-- TASK DESCRIPTION --
Word for word, restate every line of the listing that follows.

-------- AVAILABLE RECORDS

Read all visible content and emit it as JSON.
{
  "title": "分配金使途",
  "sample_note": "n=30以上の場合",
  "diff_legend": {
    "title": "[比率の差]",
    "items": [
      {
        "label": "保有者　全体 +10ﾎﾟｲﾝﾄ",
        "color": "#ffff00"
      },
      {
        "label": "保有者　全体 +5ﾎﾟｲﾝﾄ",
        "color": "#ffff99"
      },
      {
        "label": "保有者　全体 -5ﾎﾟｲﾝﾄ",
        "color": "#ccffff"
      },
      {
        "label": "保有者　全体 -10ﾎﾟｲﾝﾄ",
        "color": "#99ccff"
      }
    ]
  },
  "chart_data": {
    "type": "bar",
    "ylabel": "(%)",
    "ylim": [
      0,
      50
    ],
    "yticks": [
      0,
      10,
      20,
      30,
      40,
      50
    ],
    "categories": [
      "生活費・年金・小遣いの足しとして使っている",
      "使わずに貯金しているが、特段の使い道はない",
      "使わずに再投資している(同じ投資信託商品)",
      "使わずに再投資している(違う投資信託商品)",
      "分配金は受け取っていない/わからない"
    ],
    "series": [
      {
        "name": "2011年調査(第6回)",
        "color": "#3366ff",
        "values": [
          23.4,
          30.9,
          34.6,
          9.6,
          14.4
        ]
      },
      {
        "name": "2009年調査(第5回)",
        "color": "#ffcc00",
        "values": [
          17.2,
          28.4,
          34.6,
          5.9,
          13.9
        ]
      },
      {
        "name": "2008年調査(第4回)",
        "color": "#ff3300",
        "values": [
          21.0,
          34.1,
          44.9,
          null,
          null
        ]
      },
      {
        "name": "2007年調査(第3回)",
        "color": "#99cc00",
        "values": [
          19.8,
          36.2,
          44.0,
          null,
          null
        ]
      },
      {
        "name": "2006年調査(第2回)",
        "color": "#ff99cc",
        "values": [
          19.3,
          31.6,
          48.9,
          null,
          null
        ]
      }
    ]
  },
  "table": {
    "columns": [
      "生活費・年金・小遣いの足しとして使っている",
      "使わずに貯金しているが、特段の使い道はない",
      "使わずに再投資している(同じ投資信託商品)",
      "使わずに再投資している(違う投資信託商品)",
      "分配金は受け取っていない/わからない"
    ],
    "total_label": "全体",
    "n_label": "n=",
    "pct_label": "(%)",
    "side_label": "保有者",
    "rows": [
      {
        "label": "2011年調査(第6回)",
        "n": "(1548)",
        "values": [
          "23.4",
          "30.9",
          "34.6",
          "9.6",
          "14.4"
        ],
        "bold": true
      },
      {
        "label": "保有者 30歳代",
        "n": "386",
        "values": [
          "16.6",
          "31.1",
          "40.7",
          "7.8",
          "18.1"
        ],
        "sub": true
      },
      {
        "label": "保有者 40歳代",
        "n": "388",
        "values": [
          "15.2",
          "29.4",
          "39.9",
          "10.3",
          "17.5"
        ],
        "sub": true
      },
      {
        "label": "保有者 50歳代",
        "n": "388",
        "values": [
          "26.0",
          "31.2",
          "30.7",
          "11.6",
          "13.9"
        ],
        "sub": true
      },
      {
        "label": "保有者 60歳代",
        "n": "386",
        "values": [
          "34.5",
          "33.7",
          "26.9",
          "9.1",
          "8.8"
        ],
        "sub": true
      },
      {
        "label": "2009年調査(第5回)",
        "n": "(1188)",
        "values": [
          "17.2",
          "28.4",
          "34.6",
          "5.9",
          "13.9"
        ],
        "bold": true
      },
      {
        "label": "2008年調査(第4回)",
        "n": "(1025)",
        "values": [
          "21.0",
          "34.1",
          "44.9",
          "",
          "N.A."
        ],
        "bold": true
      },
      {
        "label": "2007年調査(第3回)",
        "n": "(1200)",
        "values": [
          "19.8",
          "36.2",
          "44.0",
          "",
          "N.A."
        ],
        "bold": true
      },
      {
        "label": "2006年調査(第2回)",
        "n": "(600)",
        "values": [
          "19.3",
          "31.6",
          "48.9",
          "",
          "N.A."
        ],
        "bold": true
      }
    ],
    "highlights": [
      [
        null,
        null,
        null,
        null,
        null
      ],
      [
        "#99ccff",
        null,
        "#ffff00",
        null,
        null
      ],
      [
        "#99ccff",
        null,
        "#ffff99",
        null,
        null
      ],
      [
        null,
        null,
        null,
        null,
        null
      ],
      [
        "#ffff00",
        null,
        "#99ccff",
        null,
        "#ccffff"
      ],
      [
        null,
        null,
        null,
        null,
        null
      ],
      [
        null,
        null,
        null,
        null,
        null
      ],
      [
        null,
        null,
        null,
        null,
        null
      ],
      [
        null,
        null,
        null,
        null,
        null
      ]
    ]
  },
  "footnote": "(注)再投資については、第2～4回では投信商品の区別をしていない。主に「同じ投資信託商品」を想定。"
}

----------------

-- TASK RESPONSE --
Read all visible content and emit it as JSON.
{
  "title": "分配金使途",
  "sample_note": "n=30以上の場合",
  "diff_legend": {
    "title": "[比率の差]",
    "items": [
      {
        "label": "保有者　全体 +10ﾎﾟｲﾝﾄ",
        "color": "#ffff00"
      },
      {
        "label": "保有者　全体 +5ﾎﾟｲﾝﾄ",
        "color": "#ffff99"
      },
      {
        "label": "保有者　全体 -5ﾎﾟｲﾝﾄ",
        "color": "#ccffff"
      },
      {
        "label": "保有者　全体 -10ﾎﾟｲﾝﾄ",
        "color": "#99ccff"
      }
    ]
  },
  "chart_data": {
    "type": "bar",
    "ylabel": "(%)",
    "ylim": [
      0,
      50
    ],
    "yticks": [
      0,
      10,
      20,
      30,
      40,
      50
    ],
    "categories": [
      "生活費・年金・小遣いの足しとして使っている",
      "使わずに貯金しているが、特段の使い道はない",
      "使わずに再投資している(同じ投資信託商品)",
      "使わずに再投資している(違う投資信託商品)",
      "分配金は受け取っていない/わからない"
    ],
    "series": [
      {
        "name": "2011年調査(第6回)",
        "color": "#3366ff",
        "values": [
          23.4,
          30.9,
          34.6,
          9.6,
          14.4
        ]
      },
      {
        "name": "2009年調査(第5回)",
        "color": "#ffcc00",
        "values": [
          17.2,
          28.4,
          34.6,
          5.9,
          13.9
        ]
      },
      {
        "name": "2008年調査(第4回)",
        "color": "#ff3300",
        "values": [
          21.0,
          34.1,
          44.9,
          null,
          null
        ]
      },
      {
        "name": "2007年調査(第3回)",
        "color": "#99cc00",
        "values": [
          19.8,
          36.2,
          44.0,
          null,
          null
        ]
      },
      {
        "name": "2006年調査(第2回)",
        "color": "#ff99cc",
        "values": [
          19.3,
          31.6,
          48.9,
          null,
          null
        ]
      }
    ]
  },
  "table": {
    "columns": [
      "生活費・年金・小遣いの足しとして使っている",
      "使わずに貯金しているが、特段の使い道はない",
      "使わずに再投資している(同じ投資信託商品)",
      "使わずに再投資している(違う投資信託商品)",
      "分配金は受け取っていない/わからない"
    ],
    "total_label": "全体",
    "n_label": "n=",
    "pct_label": "(%)",
    "side_label": "保有者",
    "rows": [
      {
        "label": "2011年調査(第6回)",
        "n": "(1548)",
        "values": [
          "23.4",
          "30.9",
          "34.6",
          "9.6",
          "14.4"
        ],
        "bold": true
      },
      {
        "label": "保有者 30歳代",
        "n": "386",
        "values": [
          "16.6",
          "31.1",
          "40.7",
          "7.8",
          "18.1"
        ],
        "sub": true
      },
      {
        "label": "保有者 40歳代",
        "n": "388",
        "values": [
          "15.2",
          "29.4",
          "39.9",
          "10.3",
          "17.5"
        ],
        "sub": true
      },
      {
        "label": "保有者 50歳代",
        "n": "388",
        "values": [
          "26.0",
          "31.2",
          "30.7",
          "11.6",
          "13.9"
        ],
        "sub": true
      },
      {
        "label": "保有者 60歳代",
        "n": "386",
        "values": [
          "34.5",
          "33.7",
          "26.9",
          "9.1",
          "8.8"
        ],
        "sub": true
      },
      {
        "label": "2009年調査(第5回)",
        "n": "(1188)",
        "values": [
          "17.2",
          "28.4",
          "34.6",
          "5.9",
          "13.9"
        ],
        "bold": true
      },
      {
        "label": "2008年調査(第4回)",
        "n": "(1025)",
        "values": [
          "21.0",
          "34.1",
          "44.9",
          "",
          "N.A."
        ],
        "bold": true
      },
      {
        "label": "2007年調査(第3回)",
        "n": "(1200)",
        "values": [
          "19.8",
          "36.2",
          "44.0",
          "",
          "N.A."
        ],
        "bold": true
      },
      {
        "label": "2006年調査(第2回)",
        "n": "(600)",
        "values": [
          "19.3",
          "31.6",
          "48.9",
          "",
          "N.A."
        ],
        "bold": true
      }
    ],
    "highlights": [
      [
        null,
        null,
        null,
        null,
        null
      ],
      [
        "#99ccff",
        null,
        "#ffff00",
        null,
        null
      ],
      [
        "#99ccff",
        null,
        "#ffff99",
        null,
        null
      ],
      [
        null,
        null,
        null,
        null,
        null
      ],
      [
        "#ffff00",
        null,
        "#99ccff",
        null,
        "#ccffff"
      ],
      [
        null,
        null,
        null,
        null,
        null
      ],
      [
        null,
        null,
        null,
        null,
        null
      ],
      [
        null,
        null,
        null,
        null,
        null
      ],
      [
        null,
        null,
        null,
        null,
        null
      ]
    ]
  },
  "footnote": "(注)再投資については、第2～4回では投信商品の区別をしていない。主に「同じ投資信託商品」を想定。"
}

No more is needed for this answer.